RAW RECORDS
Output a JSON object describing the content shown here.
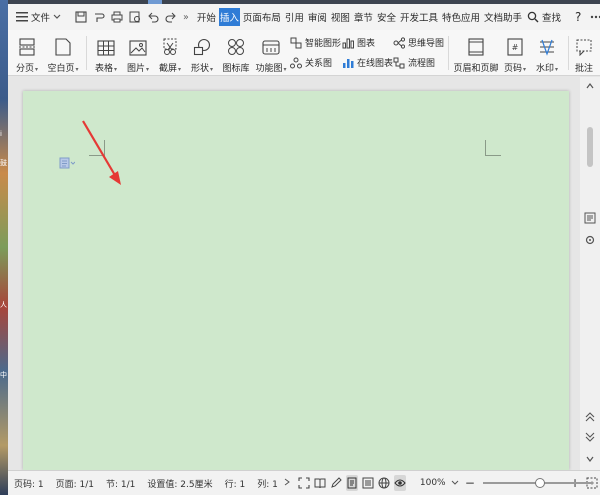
{
  "menubar": {
    "file_label": "文件",
    "tabs": [
      {
        "label": "开始",
        "active": false
      },
      {
        "label": "插入",
        "active": true
      },
      {
        "label": "页面布局",
        "active": false
      },
      {
        "label": "引用",
        "active": false
      },
      {
        "label": "审阅",
        "active": false
      },
      {
        "label": "视图",
        "active": false
      },
      {
        "label": "章节",
        "active": false
      },
      {
        "label": "安全",
        "active": false
      },
      {
        "label": "开发工具",
        "active": false
      },
      {
        "label": "特色应用",
        "active": false
      },
      {
        "label": "文档助手",
        "active": false
      }
    ],
    "search_label": "查找",
    "help_label": "?",
    "more_label": "»",
    "accent_color": "#2f7cd6"
  },
  "ribbon": {
    "page_break": "分页",
    "blank_page": "空白页",
    "table": "表格",
    "picture": "图片",
    "screenshot": "截屏",
    "shapes": "形状",
    "icon_library": "图标库",
    "function_chart": "功能图",
    "smart_shape": "智能图形",
    "chart": "图表",
    "mind_map": "思维导图",
    "relation_chart": "关系图",
    "online_chart": "在线图表",
    "flowchart": "流程图",
    "header_footer": "页眉和页脚",
    "page_number": "页码",
    "watermark": "水印",
    "annotation": "批注"
  },
  "desktop_strip": [
    "人",
    "中",
    "i",
    "鼓"
  ],
  "document": {
    "page_color": "#cfe8cc",
    "annotation_arrow_color": "#e53935"
  },
  "statusbar": {
    "page": "页码: 1",
    "pages": "页面: 1/1",
    "section": "节: 1/1",
    "setting": "设置值: 2.5厘米",
    "row": "行: 1",
    "col": "列: 1",
    "zoom": "100%",
    "zoom_fraction": 0.52,
    "minus": "−",
    "plus": "+"
  }
}
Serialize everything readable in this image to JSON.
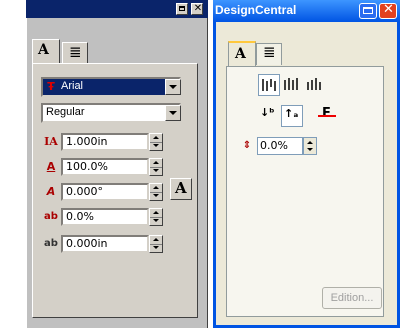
{
  "left_palette": {
    "tabs": [
      {
        "icon": "character-tab-icon",
        "label": "A"
      },
      {
        "icon": "paragraph-tab-icon",
        "label": "≣"
      }
    ],
    "font": {
      "value": "Arial"
    },
    "style": {
      "value": "Regular"
    },
    "fields": [
      {
        "icon": "font-size-icon",
        "value": "1.000in"
      },
      {
        "icon": "width-scale-icon",
        "value": "100.0%"
      },
      {
        "icon": "obliquing-icon",
        "value": "0.000°"
      },
      {
        "icon": "tracking-icon",
        "value": "0.0%"
      },
      {
        "icon": "baseline-offset-icon",
        "value": "0.000in"
      }
    ],
    "icon_glyphs": {
      "font_size": "IA",
      "width": "A",
      "oblique": "A",
      "tracking": "ab",
      "baseline": "ab"
    },
    "side_button_label": "A",
    "colors": {
      "title": "#0a246a",
      "panel": "#d4d0c8",
      "font_field_bg": "#0a246a"
    }
  },
  "right_palette": {
    "title": "DesignCentral",
    "tabs": [
      {
        "icon": "character-tab-icon",
        "label": "A"
      },
      {
        "icon": "paragraph-tab-icon",
        "label": "≣"
      }
    ],
    "field": {
      "icon": "line-spacing-icon",
      "value": "0.0%"
    },
    "button": {
      "label": "Edition..."
    },
    "colors": {
      "title": "#0054e3",
      "panel": "#ece9d8",
      "close": "#e3411f"
    }
  }
}
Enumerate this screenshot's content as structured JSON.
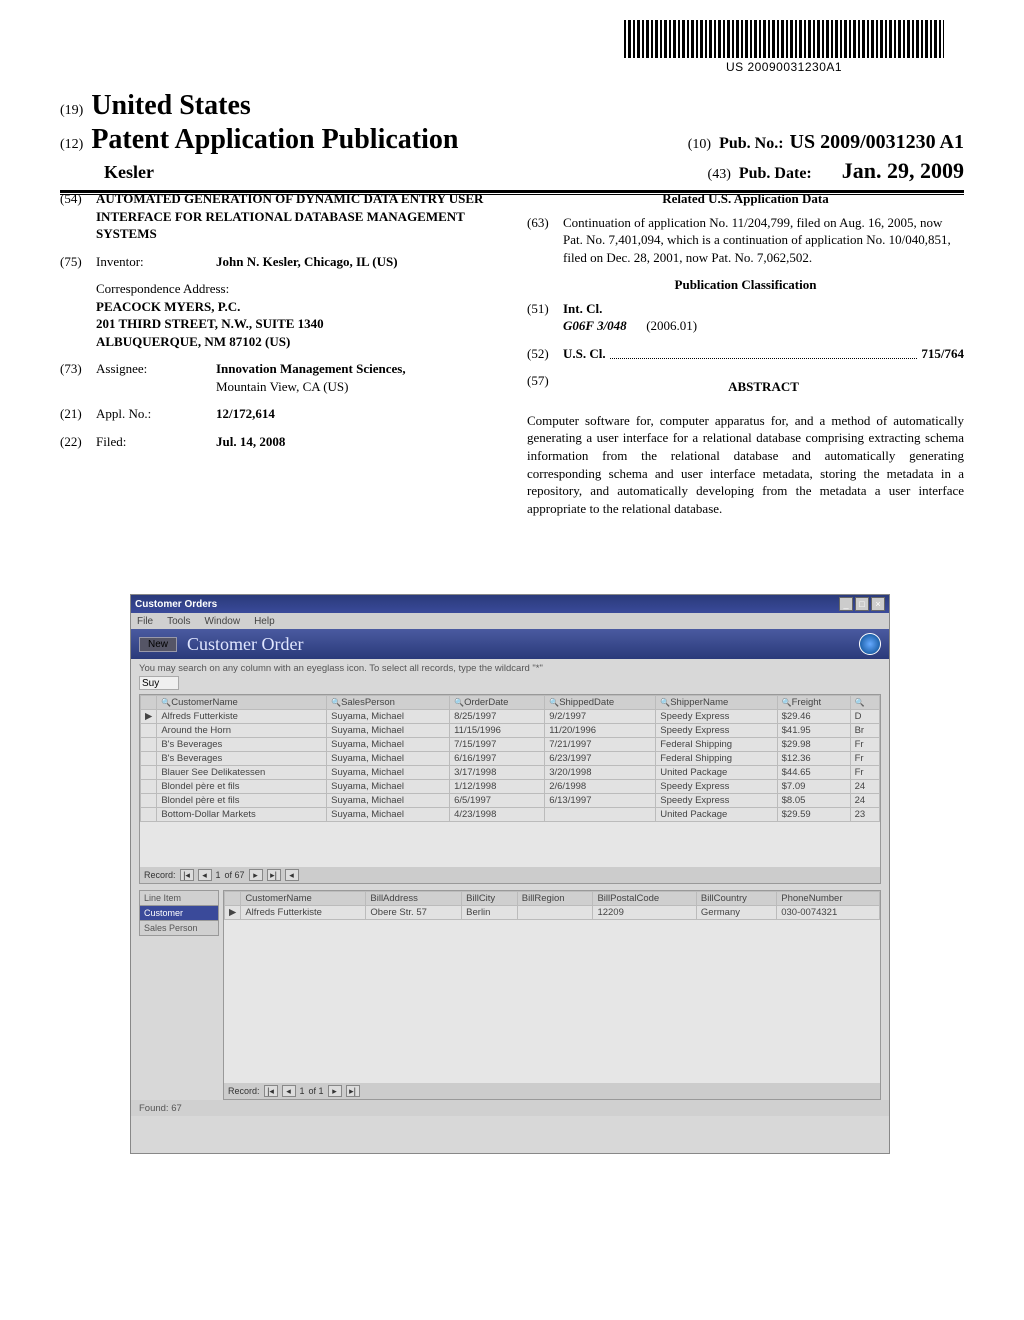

GIVEN EXERCISE
Set the entries down again exactly. Do not include the images.

EXERCISE SOLUTION
Output a JSON object describing the content shown here.
{
  "menubar": {
    "file_label": "文件",
    "tabs": [
      {
        "label": "开始",
        "active": false
      },
      {
        "label": "插入",
        "active": true
      },
      {
        "label": "页面布局",
        "active": false
      },
      {
        "label": "引用",
        "active": false
      },
      {
        "label": "审阅",
        "active": false
      },
      {
        "label": "视图",
        "active": false
      },
      {
        "label": "章节",
        "active": false
      },
      {
        "label": "安全",
        "active": false
      },
      {
        "label": "开发工具",
        "active": false
      },
      {
        "label": "特色应用",
        "active": false
      },
      {
        "label": "文档助手",
        "active": false
      }
    ],
    "search_label": "查找",
    "help_label": "?",
    "more_label": "»",
    "accent_color": "#2f7cd6"
  },
  "ribbon": {
    "page_break": "分页",
    "blank_page": "空白页",
    "table": "表格",
    "picture": "图片",
    "screenshot": "截屏",
    "shapes": "形状",
    "icon_library": "图标库",
    "function_chart": "功能图",
    "smart_shape": "智能图形",
    "chart": "图表",
    "mind_map": "思维导图",
    "relation_chart": "关系图",
    "online_chart": "在线图表",
    "flowchart": "流程图",
    "header_footer": "页眉和页脚",
    "page_number": "页码",
    "watermark": "水印",
    "annotation": "批注"
  },
  "desktop_strip": [
    "人",
    "中",
    "i",
    "鼓"
  ],
  "document": {
    "page_color": "#cfe8cc",
    "annotation_arrow_color": "#e53935"
  },
  "statusbar": {
    "page": "页码: 1",
    "pages": "页面: 1/1",
    "section": "节: 1/1",
    "setting": "设置值: 2.5厘米",
    "row": "行: 1",
    "col": "列: 1",
    "zoom": "100%",
    "zoom_fraction": 0.52,
    "minus": "−",
    "plus": "+"
  }
}
Serialize everything readable in this image to JSON.
{
  "left_palette": {
    "tabs": [
      {
        "icon": "character-tab-icon",
        "label": "A"
      },
      {
        "icon": "paragraph-tab-icon",
        "label": "≣"
      }
    ],
    "font": {
      "value": "Arial"
    },
    "style": {
      "value": "Regular"
    },
    "fields": [
      {
        "icon": "font-size-icon",
        "value": "1.000in"
      },
      {
        "icon": "width-scale-icon",
        "value": "100.0%"
      },
      {
        "icon": "obliquing-icon",
        "value": "0.000°"
      },
      {
        "icon": "tracking-icon",
        "value": "0.0%"
      },
      {
        "icon": "baseline-offset-icon",
        "value": "0.000in"
      }
    ],
    "icon_glyphs": {
      "font_size": "IA",
      "width": "A",
      "oblique": "A",
      "tracking": "ab",
      "baseline": "ab"
    },
    "side_button_label": "A",
    "colors": {
      "title": "#0a246a",
      "panel": "#d4d0c8",
      "font_field_bg": "#0a246a"
    }
  },
  "right_palette": {
    "title": "DesignCentral",
    "tabs": [
      {
        "icon": "character-tab-icon",
        "label": "A"
      },
      {
        "icon": "paragraph-tab-icon",
        "label": "≣"
      }
    ],
    "field": {
      "icon": "line-spacing-icon",
      "value": "0.0%"
    },
    "button": {
      "label": "Edition..."
    },
    "colors": {
      "title": "#0054e3",
      "panel": "#ece9d8",
      "close": "#e3411f"
    }
  }
}
Enumerate this screenshot's content as structured JSON.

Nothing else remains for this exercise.